▶ **Exercise**:
Write each record again exactly as it stands.

▶ **Material for this exercise**:
★ ★ ★ ★

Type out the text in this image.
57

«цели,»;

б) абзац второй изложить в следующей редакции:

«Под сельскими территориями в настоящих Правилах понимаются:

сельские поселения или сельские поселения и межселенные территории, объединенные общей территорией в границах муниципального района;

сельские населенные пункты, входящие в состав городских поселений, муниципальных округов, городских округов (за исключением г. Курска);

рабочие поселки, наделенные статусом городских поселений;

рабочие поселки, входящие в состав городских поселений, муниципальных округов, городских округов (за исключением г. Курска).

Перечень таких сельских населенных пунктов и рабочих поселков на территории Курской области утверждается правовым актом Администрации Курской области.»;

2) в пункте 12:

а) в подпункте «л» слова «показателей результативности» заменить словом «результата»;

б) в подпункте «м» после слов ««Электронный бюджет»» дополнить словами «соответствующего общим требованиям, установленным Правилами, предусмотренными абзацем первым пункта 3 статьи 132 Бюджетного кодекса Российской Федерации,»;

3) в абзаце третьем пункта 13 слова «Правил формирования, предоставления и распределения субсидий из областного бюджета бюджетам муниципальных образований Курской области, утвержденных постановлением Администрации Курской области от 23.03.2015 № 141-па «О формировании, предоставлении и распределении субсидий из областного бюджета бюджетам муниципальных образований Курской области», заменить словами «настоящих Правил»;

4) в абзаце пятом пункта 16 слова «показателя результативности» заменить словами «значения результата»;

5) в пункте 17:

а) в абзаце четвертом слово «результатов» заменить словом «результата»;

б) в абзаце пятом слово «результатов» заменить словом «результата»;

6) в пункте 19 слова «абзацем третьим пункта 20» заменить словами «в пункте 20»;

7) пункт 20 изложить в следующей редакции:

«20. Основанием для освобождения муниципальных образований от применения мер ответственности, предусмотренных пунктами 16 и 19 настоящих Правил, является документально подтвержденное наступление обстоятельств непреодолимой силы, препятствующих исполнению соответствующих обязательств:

★ ★ ★ ★

▶ **Solution below**:
Type out the text in this image.
57

«цели,»;

б) абзац второй изложить в следующей редакции:

«Под сельскими территориями в настоящих Правилах понимаются:

сельские поселения или сельские поселения и межселенные территории, объединенные общей территорией в границах муниципального района;

сельские населенные пункты, входящие в состав городских поселений, муниципальных округов, городских округов (за исключением г. Курска);

рабочие поселки, наделенные статусом городских поселений;

рабочие поселки, входящие в состав городских поселений, муниципальных округов, городских округов (за исключением г. Курска).

Перечень таких сельских населенных пунктов и рабочих поселков на территории Курской области утверждается правовым актом Администрации Курской области.»;

2) в пункте 12:

а) в подпункте «л» слова «показателей результативности» заменить словом «результата»;

б) в подпункте «м» после слов ««Электронный бюджет»» дополнить словами «соответствующего общим требованиям, установленным Правилами, предусмотренными абзацем первым пункта 3 статьи 132 Бюджетного кодекса Российской Федерации,»;

3) в абзаце третьем пункта 13 слова «Правил формирования, предоставления и распределения субсидий из областного бюджета бюджетам муниципальных образований Курской области, утвержденных постановлением Администрации Курской области от 23.03.2015 № 141-па «О формировании, предоставлении и распределении субсидий из областного бюджета бюджетам муниципальных образований Курской области», заменить словами «настоящих Правил»;

4) в абзаце пятом пункта 16 слова «показателя результативности» заменить словами «значения результата»;

5) в пункте 17:

а) в абзаце четвертом слово «результатов» заменить словом «результата»;

б) в абзаце пятом слово «результатов» заменить словом «результата»;

6) в пункте 19 слова «абзацем третьим пункта 20» заменить словами «в пункте 20»;

7) пункт 20 изложить в следующей редакции:

«20. Основанием для освобождения муниципальных образований от применения мер ответственности, предусмотренных пунктами 16 и 19 настоящих Правил, является документально подтвержденное наступление обстоятельств непреодолимой силы, препятствующих исполнению соответствующих обязательств:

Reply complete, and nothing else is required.